(Chart and figure data)
▶

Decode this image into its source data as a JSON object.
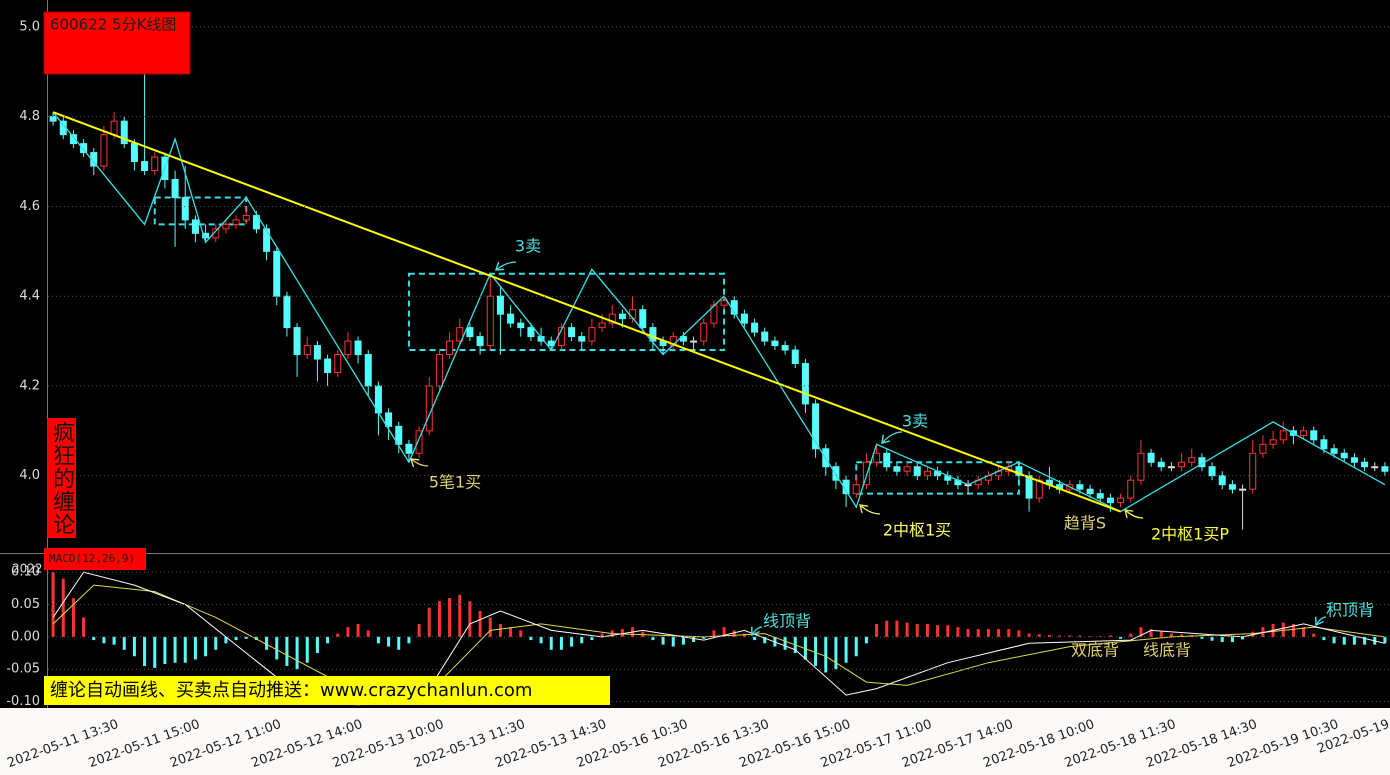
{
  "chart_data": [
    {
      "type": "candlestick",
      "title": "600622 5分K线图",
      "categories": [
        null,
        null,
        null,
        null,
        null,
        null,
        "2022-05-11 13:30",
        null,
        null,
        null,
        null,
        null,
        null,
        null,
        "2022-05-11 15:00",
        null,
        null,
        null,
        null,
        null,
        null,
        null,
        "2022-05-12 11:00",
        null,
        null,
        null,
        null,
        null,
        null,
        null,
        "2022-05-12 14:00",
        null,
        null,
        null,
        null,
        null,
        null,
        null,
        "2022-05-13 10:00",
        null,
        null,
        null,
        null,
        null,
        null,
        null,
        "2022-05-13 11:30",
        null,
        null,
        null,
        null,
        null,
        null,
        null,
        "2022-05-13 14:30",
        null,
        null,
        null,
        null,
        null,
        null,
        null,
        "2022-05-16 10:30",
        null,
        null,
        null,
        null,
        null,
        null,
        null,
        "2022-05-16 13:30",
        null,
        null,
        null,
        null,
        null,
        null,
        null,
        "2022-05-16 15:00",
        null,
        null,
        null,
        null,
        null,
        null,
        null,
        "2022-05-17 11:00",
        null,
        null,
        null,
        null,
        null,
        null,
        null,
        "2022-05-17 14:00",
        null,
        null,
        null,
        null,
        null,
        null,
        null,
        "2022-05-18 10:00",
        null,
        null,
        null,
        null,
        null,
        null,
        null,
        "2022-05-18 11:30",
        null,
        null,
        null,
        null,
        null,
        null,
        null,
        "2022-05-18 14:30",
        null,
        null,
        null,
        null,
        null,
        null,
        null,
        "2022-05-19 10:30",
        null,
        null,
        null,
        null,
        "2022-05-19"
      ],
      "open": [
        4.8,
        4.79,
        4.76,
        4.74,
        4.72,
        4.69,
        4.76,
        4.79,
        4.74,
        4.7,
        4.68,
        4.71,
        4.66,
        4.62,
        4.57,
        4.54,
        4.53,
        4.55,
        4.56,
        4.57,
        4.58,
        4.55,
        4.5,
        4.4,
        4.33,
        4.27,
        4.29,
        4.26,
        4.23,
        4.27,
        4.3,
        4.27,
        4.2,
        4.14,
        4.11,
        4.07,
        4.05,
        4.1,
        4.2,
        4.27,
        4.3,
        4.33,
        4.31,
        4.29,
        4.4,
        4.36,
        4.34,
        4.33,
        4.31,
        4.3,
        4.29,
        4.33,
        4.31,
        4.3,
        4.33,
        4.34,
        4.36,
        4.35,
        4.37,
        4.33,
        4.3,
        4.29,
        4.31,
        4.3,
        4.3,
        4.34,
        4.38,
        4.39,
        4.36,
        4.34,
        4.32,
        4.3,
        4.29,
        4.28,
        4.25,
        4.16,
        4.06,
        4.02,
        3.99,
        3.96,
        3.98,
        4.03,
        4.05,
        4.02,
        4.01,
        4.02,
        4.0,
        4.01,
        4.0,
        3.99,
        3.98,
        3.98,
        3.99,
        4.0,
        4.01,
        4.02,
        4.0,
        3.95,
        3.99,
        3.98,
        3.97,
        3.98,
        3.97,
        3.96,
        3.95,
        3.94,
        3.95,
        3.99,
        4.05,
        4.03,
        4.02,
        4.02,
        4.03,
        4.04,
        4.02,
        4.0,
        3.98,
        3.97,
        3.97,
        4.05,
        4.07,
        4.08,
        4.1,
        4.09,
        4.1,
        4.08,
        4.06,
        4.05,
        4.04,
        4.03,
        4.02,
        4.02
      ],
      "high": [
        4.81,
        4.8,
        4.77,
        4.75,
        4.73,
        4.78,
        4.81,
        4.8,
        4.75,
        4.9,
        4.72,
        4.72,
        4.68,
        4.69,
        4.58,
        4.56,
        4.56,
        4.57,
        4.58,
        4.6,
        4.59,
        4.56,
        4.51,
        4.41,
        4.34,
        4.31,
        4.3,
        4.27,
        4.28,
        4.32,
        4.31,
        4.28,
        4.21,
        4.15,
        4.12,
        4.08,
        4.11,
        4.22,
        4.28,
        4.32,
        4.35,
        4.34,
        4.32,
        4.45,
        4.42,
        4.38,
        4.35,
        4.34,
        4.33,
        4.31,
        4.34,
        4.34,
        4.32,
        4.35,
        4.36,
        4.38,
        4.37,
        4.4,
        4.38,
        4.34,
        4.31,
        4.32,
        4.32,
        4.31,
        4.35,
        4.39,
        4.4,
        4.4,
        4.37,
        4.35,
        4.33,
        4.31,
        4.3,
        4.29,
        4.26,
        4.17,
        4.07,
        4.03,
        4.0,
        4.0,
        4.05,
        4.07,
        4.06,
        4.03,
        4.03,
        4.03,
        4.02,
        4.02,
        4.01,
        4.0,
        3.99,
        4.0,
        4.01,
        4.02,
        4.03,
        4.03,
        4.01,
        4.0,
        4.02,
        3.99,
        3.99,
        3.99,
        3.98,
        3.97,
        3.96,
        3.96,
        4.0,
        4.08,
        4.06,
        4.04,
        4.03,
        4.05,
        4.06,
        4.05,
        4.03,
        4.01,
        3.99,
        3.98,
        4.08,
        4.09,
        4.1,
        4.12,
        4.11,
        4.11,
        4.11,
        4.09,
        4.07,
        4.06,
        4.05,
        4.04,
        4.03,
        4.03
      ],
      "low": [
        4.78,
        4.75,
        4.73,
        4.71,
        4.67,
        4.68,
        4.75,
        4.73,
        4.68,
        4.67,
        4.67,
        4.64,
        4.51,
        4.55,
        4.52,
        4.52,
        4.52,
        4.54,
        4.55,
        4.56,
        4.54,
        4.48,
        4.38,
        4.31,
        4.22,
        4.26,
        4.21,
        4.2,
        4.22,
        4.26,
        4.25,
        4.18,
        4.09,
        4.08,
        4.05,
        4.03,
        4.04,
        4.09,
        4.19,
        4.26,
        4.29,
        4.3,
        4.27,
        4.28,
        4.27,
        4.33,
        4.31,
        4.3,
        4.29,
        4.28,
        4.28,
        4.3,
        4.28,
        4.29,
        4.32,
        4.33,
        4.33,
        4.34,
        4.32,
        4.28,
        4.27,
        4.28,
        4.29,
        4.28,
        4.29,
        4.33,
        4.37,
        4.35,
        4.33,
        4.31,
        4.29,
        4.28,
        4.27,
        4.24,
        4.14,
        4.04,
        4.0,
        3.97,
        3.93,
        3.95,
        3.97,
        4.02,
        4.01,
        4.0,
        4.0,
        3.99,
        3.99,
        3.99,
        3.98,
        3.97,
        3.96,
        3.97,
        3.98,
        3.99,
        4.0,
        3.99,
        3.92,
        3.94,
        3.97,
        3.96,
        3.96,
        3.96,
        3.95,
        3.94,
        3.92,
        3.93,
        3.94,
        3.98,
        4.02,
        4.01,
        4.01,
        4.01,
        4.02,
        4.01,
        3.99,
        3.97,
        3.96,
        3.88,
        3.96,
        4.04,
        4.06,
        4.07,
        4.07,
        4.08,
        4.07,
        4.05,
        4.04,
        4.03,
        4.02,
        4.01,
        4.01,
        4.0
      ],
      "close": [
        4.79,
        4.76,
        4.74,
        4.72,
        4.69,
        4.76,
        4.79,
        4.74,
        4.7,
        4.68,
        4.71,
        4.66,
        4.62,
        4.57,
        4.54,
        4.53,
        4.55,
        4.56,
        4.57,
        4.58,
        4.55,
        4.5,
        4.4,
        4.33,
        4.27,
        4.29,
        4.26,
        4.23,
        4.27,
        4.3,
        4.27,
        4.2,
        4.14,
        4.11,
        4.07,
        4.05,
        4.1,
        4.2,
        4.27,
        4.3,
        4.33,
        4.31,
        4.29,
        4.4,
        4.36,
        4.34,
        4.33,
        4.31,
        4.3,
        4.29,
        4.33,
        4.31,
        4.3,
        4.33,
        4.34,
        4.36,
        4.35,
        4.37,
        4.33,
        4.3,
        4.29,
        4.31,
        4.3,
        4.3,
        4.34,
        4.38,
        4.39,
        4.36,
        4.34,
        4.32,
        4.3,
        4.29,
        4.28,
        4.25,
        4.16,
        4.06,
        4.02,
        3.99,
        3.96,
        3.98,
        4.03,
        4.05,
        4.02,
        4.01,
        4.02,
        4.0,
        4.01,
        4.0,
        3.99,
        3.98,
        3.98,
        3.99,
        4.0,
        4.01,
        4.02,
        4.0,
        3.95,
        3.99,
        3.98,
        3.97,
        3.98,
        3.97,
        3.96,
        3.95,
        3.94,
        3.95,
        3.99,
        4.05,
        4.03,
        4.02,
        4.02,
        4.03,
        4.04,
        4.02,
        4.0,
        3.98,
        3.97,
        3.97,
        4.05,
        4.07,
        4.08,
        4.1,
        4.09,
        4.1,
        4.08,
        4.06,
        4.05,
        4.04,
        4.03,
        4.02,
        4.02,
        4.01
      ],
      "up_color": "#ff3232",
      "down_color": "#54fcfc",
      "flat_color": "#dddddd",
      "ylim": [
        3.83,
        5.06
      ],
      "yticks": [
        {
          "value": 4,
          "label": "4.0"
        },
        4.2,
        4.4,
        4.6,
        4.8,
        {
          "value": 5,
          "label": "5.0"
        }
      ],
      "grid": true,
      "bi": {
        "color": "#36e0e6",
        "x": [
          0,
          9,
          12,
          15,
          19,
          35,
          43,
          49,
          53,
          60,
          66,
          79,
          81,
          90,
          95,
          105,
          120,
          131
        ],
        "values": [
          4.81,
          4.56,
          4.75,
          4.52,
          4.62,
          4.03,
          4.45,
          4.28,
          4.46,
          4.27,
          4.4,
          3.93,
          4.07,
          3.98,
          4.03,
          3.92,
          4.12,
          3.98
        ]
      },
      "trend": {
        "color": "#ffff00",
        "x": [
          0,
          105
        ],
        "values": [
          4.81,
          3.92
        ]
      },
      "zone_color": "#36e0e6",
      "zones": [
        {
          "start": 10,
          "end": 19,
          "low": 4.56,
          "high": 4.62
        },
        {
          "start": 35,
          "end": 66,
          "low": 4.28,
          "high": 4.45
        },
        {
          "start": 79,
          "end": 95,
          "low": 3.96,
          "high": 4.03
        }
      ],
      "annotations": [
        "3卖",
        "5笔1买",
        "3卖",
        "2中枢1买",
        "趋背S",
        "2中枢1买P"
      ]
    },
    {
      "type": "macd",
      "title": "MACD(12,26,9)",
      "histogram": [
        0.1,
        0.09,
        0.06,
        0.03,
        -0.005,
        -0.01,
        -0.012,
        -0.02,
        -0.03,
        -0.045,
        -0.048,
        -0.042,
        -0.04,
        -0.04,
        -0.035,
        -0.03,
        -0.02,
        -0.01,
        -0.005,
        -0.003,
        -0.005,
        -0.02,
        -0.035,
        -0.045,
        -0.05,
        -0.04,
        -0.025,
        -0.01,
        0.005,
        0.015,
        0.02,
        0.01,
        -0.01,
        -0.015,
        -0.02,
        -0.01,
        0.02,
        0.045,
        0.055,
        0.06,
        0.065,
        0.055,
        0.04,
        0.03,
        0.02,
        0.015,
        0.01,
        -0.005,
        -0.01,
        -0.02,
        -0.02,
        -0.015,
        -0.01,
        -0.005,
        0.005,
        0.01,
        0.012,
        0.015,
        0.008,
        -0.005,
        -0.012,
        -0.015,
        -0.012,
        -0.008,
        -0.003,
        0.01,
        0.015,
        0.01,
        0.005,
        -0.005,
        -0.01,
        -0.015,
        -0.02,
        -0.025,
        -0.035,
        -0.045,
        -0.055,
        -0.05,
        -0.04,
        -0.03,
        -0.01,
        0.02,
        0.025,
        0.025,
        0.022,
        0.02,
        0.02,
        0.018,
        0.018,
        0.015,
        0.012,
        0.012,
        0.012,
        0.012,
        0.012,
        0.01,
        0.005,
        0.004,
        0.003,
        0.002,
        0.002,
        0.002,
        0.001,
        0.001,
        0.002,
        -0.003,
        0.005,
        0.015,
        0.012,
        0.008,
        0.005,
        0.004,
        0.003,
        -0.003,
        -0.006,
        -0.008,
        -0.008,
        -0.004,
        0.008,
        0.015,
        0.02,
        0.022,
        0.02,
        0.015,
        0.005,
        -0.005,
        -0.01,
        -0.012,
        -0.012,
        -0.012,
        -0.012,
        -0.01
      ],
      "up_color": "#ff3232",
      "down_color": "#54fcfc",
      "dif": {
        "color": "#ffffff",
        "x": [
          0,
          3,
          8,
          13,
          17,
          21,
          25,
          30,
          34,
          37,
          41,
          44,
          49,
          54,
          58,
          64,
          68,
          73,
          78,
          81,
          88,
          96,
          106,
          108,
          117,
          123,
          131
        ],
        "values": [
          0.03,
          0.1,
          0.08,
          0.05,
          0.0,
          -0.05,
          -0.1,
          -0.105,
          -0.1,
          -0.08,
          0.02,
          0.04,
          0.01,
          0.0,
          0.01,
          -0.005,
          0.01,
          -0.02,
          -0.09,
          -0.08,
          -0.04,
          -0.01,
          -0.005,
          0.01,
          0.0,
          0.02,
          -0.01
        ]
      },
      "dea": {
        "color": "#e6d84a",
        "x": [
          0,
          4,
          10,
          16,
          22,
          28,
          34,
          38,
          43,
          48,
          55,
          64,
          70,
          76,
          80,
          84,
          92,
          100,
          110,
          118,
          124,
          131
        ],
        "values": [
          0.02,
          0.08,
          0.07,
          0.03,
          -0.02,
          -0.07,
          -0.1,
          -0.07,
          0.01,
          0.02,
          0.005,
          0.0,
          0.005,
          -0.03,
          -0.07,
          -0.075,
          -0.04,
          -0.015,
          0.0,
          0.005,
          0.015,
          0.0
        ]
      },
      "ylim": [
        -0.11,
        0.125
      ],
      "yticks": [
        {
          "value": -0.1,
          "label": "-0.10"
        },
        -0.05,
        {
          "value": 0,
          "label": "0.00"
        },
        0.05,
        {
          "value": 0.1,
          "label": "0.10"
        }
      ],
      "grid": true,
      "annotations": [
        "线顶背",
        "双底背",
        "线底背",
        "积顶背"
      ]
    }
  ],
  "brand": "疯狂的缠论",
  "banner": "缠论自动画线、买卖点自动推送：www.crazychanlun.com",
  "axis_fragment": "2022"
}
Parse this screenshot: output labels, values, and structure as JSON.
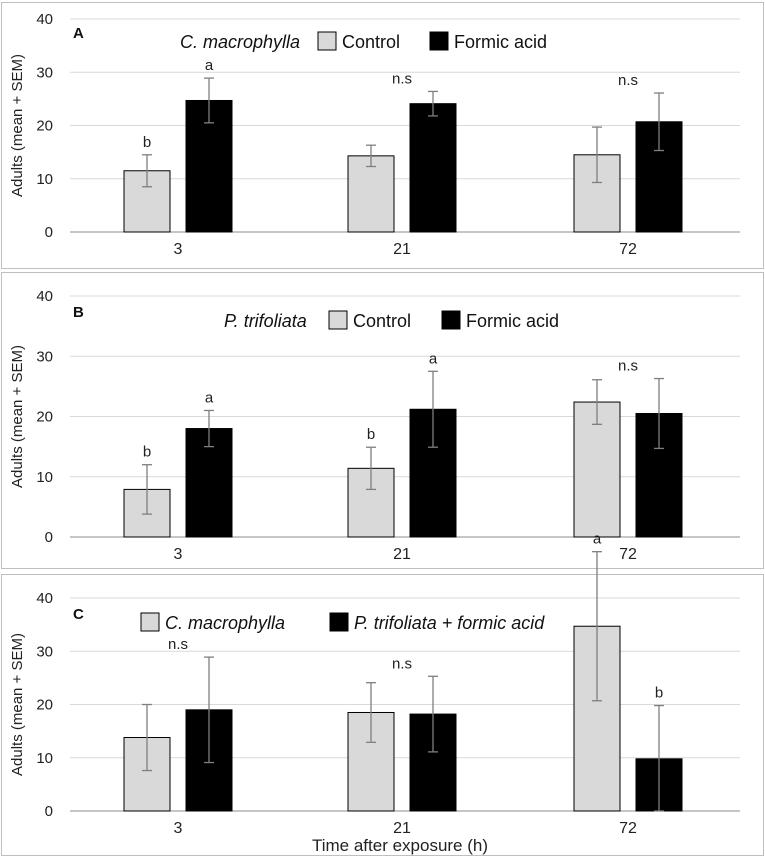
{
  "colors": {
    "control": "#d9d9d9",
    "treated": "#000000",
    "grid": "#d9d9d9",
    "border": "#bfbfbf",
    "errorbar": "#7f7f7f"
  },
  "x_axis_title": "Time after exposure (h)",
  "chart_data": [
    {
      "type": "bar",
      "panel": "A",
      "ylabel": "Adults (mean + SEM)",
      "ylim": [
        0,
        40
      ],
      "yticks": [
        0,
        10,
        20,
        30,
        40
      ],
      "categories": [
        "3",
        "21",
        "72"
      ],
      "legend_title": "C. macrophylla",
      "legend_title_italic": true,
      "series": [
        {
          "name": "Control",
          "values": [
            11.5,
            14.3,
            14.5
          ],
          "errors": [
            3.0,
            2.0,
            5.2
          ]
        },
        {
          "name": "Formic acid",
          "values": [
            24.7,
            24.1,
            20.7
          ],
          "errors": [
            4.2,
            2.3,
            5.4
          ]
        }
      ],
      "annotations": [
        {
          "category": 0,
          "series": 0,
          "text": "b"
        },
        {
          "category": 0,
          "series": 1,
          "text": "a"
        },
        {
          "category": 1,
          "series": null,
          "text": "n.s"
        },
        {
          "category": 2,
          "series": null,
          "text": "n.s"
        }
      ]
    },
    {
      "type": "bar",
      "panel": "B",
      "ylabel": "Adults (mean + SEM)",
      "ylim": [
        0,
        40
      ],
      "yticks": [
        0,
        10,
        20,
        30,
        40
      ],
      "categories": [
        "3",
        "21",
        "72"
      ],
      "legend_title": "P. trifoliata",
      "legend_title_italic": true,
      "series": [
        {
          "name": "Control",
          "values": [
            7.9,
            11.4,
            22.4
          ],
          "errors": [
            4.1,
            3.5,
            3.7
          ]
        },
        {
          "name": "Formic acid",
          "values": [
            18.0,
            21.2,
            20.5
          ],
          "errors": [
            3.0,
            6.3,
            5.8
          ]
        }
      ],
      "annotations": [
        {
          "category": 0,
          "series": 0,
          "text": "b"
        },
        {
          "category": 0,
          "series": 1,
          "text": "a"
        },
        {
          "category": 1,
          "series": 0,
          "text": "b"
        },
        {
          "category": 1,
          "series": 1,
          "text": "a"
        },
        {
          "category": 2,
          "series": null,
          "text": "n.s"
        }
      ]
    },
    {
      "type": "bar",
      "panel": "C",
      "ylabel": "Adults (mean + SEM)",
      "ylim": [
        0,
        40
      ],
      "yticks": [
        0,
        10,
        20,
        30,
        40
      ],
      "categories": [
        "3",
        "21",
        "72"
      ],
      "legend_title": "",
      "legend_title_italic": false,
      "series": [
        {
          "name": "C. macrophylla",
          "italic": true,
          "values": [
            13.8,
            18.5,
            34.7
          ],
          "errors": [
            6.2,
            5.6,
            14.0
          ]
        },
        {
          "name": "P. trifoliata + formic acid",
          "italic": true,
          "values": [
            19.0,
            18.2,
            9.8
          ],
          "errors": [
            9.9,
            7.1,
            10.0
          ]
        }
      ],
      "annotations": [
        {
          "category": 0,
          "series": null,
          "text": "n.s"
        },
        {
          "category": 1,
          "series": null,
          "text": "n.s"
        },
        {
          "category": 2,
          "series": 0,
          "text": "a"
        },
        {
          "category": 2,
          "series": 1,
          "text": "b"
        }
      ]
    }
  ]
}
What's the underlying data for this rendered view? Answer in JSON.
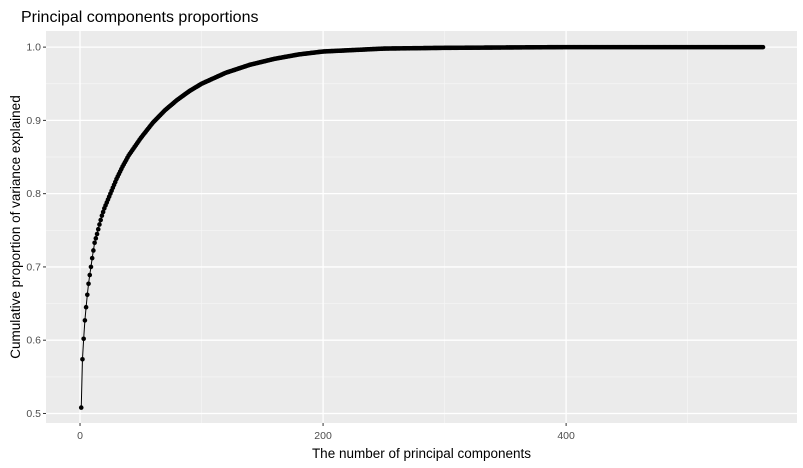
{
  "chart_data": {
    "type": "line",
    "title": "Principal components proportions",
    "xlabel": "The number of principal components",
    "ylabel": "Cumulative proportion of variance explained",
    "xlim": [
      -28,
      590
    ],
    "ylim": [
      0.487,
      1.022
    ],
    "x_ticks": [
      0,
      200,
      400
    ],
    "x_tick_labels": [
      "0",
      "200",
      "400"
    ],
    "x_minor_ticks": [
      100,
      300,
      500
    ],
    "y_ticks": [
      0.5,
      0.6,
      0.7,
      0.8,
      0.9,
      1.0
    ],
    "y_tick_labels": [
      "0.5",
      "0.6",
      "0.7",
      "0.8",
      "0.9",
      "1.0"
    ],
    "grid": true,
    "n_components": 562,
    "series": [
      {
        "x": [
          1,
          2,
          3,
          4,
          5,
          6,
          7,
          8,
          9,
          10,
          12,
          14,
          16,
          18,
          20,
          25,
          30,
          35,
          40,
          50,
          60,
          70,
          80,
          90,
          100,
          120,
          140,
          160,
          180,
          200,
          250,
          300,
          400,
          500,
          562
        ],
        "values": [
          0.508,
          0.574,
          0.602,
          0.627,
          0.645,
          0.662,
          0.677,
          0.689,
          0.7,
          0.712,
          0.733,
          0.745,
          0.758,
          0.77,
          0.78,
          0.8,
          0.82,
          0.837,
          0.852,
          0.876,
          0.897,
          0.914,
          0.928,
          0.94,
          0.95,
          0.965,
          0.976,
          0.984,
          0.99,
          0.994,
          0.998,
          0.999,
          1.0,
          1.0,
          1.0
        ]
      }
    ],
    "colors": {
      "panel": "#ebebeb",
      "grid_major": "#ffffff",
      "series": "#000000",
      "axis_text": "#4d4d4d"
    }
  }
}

◀

* TASK BRIEF
Out of the material above, gather each line where "this" appears.

* COMPLETED TASK
Decode this image into its source data as a JSON object.
Parse this screenshot: output labels, values, and structure as JSON.
What's the underlying data for this rendered view? Answer in JSON.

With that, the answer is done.